Job
Wherever the word "page" appears in a line, copy that line.

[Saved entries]
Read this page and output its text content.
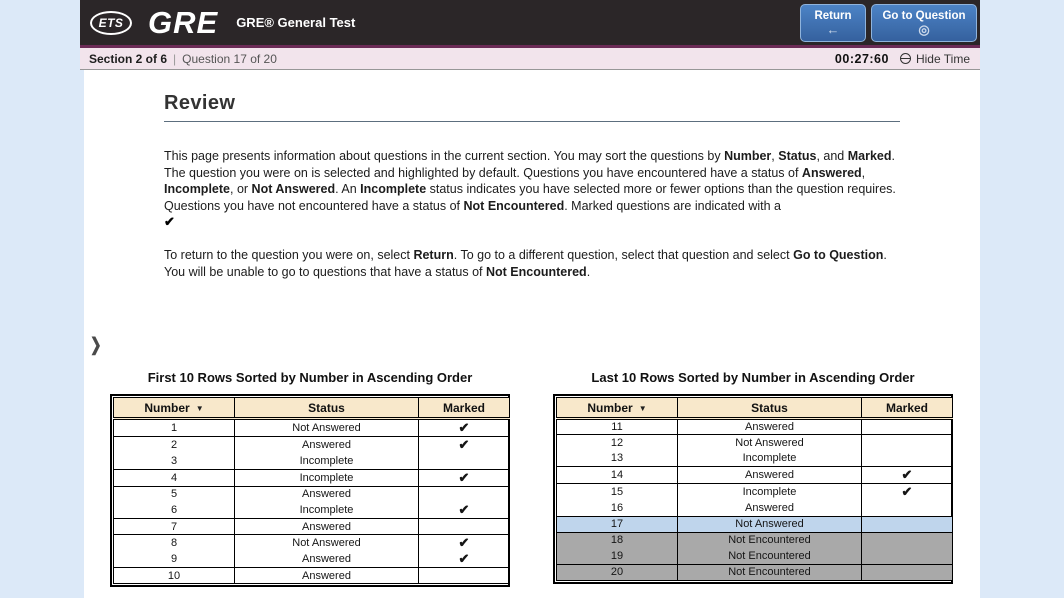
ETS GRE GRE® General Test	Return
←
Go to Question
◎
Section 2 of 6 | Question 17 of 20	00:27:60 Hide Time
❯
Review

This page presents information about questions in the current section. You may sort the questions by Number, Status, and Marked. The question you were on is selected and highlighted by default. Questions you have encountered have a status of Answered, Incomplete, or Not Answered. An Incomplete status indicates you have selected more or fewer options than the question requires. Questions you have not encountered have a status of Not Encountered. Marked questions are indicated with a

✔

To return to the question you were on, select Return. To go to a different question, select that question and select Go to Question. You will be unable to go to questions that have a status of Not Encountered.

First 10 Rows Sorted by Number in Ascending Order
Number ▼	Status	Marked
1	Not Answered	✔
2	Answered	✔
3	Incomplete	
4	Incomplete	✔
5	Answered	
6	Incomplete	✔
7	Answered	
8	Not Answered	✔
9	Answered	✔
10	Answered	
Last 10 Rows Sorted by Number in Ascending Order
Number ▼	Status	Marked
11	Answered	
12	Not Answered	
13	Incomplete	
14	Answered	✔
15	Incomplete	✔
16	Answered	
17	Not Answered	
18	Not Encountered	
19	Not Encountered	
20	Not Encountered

Answer to this problem
Read this page and output its text content.
This page presents information about questions in the current section. You may sort the questions by Number, Status, and Marked. The question you were on is selected and highlighted by default. Questions you have encountered have a status of Answered, Incomplete, or Not Answered. An Incomplete status indicates you have selected more or fewer options than the question requires. Questions you have not encountered have a status of Not Encountered. Marked questions are indicated with a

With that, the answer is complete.